Dataset excerpt
↓↓↓

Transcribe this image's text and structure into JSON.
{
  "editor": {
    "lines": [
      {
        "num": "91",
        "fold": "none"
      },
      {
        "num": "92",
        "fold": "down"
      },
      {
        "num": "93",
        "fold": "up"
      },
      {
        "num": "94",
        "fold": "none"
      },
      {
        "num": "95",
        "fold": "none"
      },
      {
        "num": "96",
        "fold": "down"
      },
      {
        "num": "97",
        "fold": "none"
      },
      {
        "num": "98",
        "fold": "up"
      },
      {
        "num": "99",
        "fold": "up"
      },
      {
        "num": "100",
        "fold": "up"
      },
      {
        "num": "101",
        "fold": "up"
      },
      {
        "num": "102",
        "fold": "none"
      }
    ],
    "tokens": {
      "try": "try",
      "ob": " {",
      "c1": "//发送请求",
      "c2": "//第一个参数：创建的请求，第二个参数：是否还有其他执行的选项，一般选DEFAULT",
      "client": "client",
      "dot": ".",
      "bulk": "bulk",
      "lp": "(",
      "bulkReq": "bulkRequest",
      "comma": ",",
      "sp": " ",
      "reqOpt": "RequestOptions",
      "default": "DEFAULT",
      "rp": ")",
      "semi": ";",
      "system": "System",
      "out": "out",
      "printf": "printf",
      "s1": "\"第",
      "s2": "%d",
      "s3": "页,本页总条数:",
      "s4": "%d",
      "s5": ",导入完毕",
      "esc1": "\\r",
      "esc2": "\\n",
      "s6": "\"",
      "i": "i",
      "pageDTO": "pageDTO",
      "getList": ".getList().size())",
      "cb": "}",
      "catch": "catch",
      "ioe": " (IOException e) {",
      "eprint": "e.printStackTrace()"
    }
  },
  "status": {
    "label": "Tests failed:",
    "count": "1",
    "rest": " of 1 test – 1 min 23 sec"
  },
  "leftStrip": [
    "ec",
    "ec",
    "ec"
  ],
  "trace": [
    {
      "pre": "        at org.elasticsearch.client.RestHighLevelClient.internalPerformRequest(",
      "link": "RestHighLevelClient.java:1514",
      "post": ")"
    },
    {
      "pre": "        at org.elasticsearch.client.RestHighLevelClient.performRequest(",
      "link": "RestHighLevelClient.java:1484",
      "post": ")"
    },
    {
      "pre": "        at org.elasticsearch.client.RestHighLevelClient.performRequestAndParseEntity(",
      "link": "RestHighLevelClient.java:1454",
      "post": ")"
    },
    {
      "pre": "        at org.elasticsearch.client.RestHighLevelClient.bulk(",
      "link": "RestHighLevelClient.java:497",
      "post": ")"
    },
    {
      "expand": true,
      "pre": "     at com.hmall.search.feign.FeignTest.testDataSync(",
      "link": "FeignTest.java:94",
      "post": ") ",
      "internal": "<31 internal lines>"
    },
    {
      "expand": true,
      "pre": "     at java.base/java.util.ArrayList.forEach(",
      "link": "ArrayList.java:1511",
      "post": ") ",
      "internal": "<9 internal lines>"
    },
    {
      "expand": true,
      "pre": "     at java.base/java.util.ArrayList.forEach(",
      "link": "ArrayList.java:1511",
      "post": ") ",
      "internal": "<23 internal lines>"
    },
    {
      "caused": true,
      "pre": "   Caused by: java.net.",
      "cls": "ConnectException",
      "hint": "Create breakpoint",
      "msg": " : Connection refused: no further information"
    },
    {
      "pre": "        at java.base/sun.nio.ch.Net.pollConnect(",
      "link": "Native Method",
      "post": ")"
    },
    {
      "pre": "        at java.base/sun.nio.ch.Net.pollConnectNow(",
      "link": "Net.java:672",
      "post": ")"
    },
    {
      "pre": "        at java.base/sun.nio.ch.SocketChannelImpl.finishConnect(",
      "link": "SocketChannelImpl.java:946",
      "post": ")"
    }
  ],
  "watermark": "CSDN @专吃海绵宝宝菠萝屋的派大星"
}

↑↑↑

Make an exact copy of the listing, including every line.

**SOLUTION FOR THIS TASK:**
Transcribe this image's text and structure into JSON.
{
  "editor": {
    "lines": [
      {
        "num": "91",
        "fold": "none"
      },
      {
        "num": "92",
        "fold": "down"
      },
      {
        "num": "93",
        "fold": "up"
      },
      {
        "num": "94",
        "fold": "none"
      },
      {
        "num": "95",
        "fold": "none"
      },
      {
        "num": "96",
        "fold": "down"
      },
      {
        "num": "97",
        "fold": "none"
      },
      {
        "num": "98",
        "fold": "up"
      },
      {
        "num": "99",
        "fold": "up"
      },
      {
        "num": "100",
        "fold": "up"
      },
      {
        "num": "101",
        "fold": "up"
      },
      {
        "num": "102",
        "fold": "none"
      }
    ],
    "tokens": {
      "try": "try",
      "ob": " {",
      "c1": "//发送请求",
      "c2": "//第一个参数：创建的请求，第二个参数：是否还有其他执行的选项，一般选DEFAULT",
      "client": "client",
      "dot": ".",
      "bulk": "bulk",
      "lp": "(",
      "bulkReq": "bulkRequest",
      "comma": ",",
      "sp": " ",
      "reqOpt": "RequestOptions",
      "default": "DEFAULT",
      "rp": ")",
      "semi": ";",
      "system": "System",
      "out": "out",
      "printf": "printf",
      "s1": "\"第",
      "s2": "%d",
      "s3": "页,本页总条数:",
      "s4": "%d",
      "s5": ",导入完毕",
      "esc1": "\\r",
      "esc2": "\\n",
      "s6": "\"",
      "i": "i",
      "pageDTO": "pageDTO",
      "getList": ".getList().size())",
      "cb": "}",
      "catch": "catch",
      "ioe": " (IOException e) {",
      "eprint": "e.printStackTrace()"
    }
  },
  "status": {
    "label": "Tests failed:",
    "count": "1",
    "rest": " of 1 test – 1 min 23 sec"
  },
  "leftStrip": [
    "ec",
    "ec",
    "ec"
  ],
  "trace": [
    {
      "pre": "        at org.elasticsearch.client.RestHighLevelClient.internalPerformRequest(",
      "link": "RestHighLevelClient.java:1514",
      "post": ")"
    },
    {
      "pre": "        at org.elasticsearch.client.RestHighLevelClient.performRequest(",
      "link": "RestHighLevelClient.java:1484",
      "post": ")"
    },
    {
      "pre": "        at org.elasticsearch.client.RestHighLevelClient.performRequestAndParseEntity(",
      "link": "RestHighLevelClient.java:1454",
      "post": ")"
    },
    {
      "pre": "        at org.elasticsearch.client.RestHighLevelClient.bulk(",
      "link": "RestHighLevelClient.java:497",
      "post": ")"
    },
    {
      "expand": true,
      "pre": "     at com.hmall.search.feign.FeignTest.testDataSync(",
      "link": "FeignTest.java:94",
      "post": ") ",
      "internal": "<31 internal lines>"
    },
    {
      "expand": true,
      "pre": "     at java.base/java.util.ArrayList.forEach(",
      "link": "ArrayList.java:1511",
      "post": ") ",
      "internal": "<9 internal lines>"
    },
    {
      "expand": true,
      "pre": "     at java.base/java.util.ArrayList.forEach(",
      "link": "ArrayList.java:1511",
      "post": ") ",
      "internal": "<23 internal lines>"
    },
    {
      "caused": true,
      "pre": "   Caused by: java.net.",
      "cls": "ConnectException",
      "hint": "Create breakpoint",
      "msg": " : Connection refused: no further information"
    },
    {
      "pre": "        at java.base/sun.nio.ch.Net.pollConnect(",
      "link": "Native Method",
      "post": ")"
    },
    {
      "pre": "        at java.base/sun.nio.ch.Net.pollConnectNow(",
      "link": "Net.java:672",
      "post": ")"
    },
    {
      "pre": "        at java.base/sun.nio.ch.SocketChannelImpl.finishConnect(",
      "link": "SocketChannelImpl.java:946",
      "post": ")"
    }
  ],
  "watermark": "CSDN @专吃海绵宝宝菠萝屋的派大星"
}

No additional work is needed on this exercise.